Items from a data source:
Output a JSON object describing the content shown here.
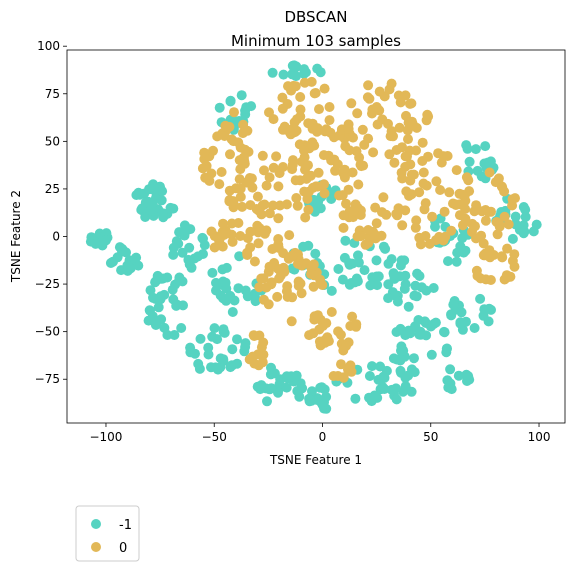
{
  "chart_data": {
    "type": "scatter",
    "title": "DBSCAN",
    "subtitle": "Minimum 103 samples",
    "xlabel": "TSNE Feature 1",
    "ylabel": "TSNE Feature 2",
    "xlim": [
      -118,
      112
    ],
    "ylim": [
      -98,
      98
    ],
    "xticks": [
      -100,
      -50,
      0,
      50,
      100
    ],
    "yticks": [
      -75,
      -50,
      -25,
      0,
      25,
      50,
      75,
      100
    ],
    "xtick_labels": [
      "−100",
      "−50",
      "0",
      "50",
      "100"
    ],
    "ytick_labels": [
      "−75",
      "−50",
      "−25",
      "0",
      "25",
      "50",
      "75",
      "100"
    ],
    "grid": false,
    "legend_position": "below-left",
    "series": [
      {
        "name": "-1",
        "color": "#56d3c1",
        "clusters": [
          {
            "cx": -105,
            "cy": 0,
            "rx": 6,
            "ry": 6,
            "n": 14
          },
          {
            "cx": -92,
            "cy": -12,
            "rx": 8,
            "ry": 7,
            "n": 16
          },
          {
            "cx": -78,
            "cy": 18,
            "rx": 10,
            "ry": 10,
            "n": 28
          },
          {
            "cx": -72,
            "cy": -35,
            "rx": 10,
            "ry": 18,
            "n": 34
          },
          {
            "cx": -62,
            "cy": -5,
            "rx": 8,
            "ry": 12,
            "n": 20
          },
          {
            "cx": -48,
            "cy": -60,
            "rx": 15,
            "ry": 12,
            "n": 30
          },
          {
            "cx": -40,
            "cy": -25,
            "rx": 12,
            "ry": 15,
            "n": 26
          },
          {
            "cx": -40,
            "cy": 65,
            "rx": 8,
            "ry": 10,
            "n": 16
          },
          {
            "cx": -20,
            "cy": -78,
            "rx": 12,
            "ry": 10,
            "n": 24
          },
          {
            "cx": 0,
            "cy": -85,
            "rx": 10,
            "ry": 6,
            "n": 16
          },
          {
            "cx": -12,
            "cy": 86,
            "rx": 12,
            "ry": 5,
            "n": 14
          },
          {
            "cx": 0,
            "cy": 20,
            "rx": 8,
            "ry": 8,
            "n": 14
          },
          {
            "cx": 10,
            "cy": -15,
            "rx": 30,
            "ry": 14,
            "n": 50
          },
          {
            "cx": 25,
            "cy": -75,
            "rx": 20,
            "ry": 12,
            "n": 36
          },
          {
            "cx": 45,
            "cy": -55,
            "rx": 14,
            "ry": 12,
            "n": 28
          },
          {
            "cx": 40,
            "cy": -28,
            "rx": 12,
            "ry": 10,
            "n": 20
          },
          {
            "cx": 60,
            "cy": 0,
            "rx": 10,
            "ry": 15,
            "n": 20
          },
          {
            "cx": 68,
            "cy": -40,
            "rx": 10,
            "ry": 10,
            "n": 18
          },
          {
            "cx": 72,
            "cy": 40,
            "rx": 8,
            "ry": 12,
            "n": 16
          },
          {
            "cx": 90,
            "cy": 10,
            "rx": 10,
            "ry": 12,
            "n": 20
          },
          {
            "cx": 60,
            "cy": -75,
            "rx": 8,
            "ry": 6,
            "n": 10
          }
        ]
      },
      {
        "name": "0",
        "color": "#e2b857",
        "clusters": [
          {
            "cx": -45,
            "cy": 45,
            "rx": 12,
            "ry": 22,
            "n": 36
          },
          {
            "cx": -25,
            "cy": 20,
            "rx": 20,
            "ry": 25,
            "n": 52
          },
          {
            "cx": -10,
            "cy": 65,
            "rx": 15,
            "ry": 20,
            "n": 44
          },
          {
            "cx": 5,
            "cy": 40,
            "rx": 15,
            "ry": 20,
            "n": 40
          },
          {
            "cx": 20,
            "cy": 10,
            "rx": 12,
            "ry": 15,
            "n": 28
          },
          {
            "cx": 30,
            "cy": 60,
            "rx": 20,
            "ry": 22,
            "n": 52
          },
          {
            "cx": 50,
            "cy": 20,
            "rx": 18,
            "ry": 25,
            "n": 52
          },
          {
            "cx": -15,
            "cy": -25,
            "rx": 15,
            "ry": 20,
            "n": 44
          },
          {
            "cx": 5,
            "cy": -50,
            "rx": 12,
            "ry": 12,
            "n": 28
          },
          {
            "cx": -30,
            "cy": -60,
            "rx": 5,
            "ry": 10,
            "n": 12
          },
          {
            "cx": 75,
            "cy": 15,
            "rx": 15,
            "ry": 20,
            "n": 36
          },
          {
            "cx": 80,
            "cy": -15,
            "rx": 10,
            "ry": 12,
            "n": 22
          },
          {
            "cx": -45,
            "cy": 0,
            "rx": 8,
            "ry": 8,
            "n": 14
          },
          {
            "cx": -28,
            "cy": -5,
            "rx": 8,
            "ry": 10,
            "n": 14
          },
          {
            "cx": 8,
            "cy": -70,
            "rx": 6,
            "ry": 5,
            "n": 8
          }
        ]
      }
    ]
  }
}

Instructions to follow: Look through the entries and find each line that has the string "Feature". Copy those lines.

Solution to the problem:
    "xlabel": "TSNE Feature 1",
    "ylabel": "TSNE Feature 2",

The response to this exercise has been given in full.